**TASK TO COMPLETE:**
Select each line where the word "электрическая" appears.

Dataset entries:
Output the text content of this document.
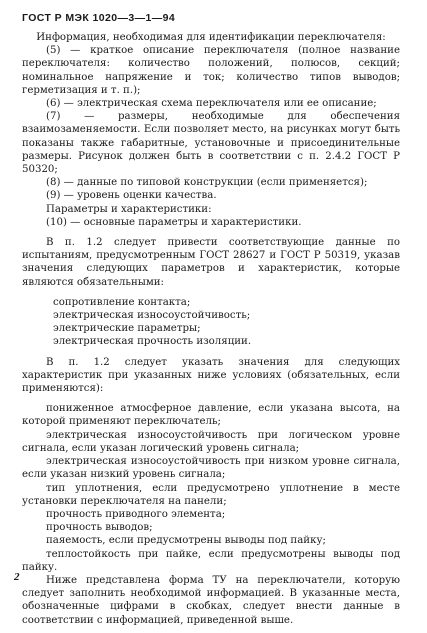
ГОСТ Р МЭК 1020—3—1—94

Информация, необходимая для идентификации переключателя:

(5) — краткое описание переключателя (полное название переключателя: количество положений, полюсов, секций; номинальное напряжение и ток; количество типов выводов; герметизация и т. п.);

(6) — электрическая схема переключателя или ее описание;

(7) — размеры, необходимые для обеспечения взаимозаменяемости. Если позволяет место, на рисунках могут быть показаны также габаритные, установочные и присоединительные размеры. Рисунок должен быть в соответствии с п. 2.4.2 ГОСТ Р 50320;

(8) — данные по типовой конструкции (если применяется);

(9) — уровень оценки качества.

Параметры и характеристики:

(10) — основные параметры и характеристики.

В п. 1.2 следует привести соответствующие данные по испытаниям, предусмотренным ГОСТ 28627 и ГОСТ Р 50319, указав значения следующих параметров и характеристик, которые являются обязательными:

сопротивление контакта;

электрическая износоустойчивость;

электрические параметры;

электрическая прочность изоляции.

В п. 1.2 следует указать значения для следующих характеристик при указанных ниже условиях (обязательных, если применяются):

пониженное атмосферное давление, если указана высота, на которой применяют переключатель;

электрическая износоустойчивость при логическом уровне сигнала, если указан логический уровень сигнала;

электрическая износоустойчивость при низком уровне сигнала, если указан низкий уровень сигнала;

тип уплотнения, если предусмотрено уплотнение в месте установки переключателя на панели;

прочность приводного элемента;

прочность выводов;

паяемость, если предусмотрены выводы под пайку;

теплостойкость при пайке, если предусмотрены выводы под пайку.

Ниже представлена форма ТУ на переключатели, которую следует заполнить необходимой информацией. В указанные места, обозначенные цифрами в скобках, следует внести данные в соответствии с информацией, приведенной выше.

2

**WRITTEN SOLUTION:**
(6) — электрическая схема переключателя или ее описание;
электрическая износоустойчивость;
электрическая прочность изоляции.
электрическая износоустойчивость при логическом уровне сигнала, если указан логический уровень сигнала;
электрическая износоустойчивость при низком уровне сигнала, если указан низкий уровень сигнала;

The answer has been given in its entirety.